-- Begin --
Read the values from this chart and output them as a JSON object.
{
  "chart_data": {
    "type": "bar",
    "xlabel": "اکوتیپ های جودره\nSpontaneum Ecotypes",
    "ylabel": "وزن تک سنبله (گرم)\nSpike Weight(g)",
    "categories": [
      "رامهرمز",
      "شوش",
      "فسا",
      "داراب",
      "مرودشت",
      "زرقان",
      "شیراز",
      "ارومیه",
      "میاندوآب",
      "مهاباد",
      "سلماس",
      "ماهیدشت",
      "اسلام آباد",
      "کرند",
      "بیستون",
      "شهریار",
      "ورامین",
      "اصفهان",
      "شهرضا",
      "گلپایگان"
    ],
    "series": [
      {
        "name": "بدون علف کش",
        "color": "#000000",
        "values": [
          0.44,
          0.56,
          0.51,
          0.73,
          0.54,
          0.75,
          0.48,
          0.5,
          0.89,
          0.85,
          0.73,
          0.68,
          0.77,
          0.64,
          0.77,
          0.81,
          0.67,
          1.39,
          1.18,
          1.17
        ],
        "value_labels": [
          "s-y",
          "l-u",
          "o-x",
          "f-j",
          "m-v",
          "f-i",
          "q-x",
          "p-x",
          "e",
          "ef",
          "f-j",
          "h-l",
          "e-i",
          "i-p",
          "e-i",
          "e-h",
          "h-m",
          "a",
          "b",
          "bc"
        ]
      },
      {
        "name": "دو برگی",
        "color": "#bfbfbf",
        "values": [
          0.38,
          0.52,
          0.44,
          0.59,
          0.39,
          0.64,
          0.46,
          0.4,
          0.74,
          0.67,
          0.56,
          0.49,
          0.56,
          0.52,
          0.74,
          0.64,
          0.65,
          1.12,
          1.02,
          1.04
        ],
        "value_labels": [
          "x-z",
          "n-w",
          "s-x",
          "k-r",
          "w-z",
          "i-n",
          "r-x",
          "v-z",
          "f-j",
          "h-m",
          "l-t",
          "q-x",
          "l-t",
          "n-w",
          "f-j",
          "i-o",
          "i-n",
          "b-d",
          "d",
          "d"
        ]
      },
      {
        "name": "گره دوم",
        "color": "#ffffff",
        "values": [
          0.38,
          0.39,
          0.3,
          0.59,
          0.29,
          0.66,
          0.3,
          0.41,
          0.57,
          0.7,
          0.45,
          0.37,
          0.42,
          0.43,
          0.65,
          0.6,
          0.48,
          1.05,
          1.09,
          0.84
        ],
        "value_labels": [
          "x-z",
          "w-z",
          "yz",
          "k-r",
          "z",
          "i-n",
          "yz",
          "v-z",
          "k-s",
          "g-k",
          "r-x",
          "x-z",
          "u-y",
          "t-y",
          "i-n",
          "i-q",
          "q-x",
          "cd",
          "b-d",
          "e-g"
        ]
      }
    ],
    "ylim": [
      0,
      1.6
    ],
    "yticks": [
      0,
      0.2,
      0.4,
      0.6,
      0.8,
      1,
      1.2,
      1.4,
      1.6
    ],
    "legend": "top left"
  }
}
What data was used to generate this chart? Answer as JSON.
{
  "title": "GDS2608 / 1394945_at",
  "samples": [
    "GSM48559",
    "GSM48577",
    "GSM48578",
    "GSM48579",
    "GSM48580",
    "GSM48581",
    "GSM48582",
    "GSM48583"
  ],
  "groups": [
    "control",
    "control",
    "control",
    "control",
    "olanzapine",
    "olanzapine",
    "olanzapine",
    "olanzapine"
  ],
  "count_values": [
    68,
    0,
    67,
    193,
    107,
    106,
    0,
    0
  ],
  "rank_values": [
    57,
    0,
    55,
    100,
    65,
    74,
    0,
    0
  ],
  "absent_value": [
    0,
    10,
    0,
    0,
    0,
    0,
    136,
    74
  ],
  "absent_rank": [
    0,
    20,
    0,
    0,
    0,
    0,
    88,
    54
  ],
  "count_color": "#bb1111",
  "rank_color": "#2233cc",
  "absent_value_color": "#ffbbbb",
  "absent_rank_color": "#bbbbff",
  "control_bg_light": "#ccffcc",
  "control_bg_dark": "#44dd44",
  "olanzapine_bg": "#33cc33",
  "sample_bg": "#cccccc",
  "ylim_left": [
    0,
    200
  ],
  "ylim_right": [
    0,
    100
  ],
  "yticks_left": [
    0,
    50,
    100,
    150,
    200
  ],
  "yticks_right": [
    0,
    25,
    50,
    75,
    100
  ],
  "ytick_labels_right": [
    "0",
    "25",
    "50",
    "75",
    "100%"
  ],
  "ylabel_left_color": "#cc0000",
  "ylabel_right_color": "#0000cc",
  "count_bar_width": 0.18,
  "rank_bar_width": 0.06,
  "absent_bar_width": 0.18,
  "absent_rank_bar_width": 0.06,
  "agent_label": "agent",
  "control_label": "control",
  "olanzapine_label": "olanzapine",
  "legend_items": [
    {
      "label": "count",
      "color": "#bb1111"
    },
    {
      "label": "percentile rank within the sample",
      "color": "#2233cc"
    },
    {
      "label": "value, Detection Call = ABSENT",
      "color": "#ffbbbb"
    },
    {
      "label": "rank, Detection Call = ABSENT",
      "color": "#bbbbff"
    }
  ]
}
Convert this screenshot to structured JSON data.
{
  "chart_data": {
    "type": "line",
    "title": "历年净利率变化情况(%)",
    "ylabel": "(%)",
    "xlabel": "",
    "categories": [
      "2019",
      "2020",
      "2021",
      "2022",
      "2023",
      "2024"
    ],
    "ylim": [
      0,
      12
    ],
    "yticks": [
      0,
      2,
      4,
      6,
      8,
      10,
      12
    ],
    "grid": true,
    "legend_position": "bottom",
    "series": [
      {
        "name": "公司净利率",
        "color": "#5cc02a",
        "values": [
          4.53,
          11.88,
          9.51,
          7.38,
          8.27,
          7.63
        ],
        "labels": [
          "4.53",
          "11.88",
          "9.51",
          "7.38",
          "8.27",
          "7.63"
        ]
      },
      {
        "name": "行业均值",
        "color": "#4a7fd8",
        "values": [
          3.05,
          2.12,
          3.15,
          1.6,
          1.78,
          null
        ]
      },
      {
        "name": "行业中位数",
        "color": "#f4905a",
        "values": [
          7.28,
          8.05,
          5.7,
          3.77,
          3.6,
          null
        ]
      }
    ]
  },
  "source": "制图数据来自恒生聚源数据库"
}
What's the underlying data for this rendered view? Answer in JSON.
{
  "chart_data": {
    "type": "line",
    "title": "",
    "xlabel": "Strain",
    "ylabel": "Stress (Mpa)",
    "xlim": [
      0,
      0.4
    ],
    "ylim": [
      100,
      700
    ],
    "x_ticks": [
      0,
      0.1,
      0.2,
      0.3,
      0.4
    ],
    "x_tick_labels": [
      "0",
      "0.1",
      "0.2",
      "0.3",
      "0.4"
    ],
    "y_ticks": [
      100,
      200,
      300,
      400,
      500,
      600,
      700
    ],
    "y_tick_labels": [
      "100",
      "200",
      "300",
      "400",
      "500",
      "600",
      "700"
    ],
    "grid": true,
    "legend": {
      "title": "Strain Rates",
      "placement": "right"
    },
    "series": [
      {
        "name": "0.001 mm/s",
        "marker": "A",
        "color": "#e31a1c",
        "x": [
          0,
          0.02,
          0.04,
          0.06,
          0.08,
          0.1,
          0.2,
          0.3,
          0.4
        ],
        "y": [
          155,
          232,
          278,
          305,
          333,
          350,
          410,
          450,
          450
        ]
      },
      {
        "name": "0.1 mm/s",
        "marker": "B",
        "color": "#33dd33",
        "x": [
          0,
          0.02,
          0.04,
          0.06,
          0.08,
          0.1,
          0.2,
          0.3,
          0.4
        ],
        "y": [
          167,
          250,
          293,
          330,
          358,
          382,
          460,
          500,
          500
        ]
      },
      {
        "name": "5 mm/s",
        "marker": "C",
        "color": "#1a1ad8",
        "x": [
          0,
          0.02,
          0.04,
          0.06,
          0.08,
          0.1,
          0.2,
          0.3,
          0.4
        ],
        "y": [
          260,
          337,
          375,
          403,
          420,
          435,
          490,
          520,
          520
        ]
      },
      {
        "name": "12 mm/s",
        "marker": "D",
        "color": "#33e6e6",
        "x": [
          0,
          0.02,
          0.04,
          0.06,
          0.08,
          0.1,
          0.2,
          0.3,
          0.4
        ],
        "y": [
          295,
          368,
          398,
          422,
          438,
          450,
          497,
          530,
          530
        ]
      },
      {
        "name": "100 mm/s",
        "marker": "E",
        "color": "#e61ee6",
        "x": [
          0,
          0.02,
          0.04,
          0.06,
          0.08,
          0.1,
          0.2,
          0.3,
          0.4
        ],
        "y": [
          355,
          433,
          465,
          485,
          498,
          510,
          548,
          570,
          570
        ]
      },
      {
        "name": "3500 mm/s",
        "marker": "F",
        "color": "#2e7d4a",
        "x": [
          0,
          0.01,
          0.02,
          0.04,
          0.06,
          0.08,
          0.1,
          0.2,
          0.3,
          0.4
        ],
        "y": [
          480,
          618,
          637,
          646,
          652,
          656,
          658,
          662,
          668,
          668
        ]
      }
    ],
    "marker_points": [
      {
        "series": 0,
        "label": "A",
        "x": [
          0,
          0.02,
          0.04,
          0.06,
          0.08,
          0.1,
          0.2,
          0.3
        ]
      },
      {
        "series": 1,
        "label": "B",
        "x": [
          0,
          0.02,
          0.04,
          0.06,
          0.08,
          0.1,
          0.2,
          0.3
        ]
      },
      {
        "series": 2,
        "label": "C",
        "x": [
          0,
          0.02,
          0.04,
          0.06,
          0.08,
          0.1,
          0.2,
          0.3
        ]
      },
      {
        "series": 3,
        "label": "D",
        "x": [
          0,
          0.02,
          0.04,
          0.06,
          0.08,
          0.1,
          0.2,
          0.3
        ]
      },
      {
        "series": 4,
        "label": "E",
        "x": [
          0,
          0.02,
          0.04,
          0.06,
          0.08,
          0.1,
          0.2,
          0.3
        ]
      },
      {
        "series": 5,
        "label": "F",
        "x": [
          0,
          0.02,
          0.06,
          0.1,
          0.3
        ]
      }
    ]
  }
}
-- End --
### Exercise instructions
From the entries above, copy every line that holds the word "series".

### Result of this task
    "series": [
    "series": [
    "series": [
        "series": 0,
        "series": 1,
        "series": 2,
        "series": 3,
        "series": 4,
        "series": 5,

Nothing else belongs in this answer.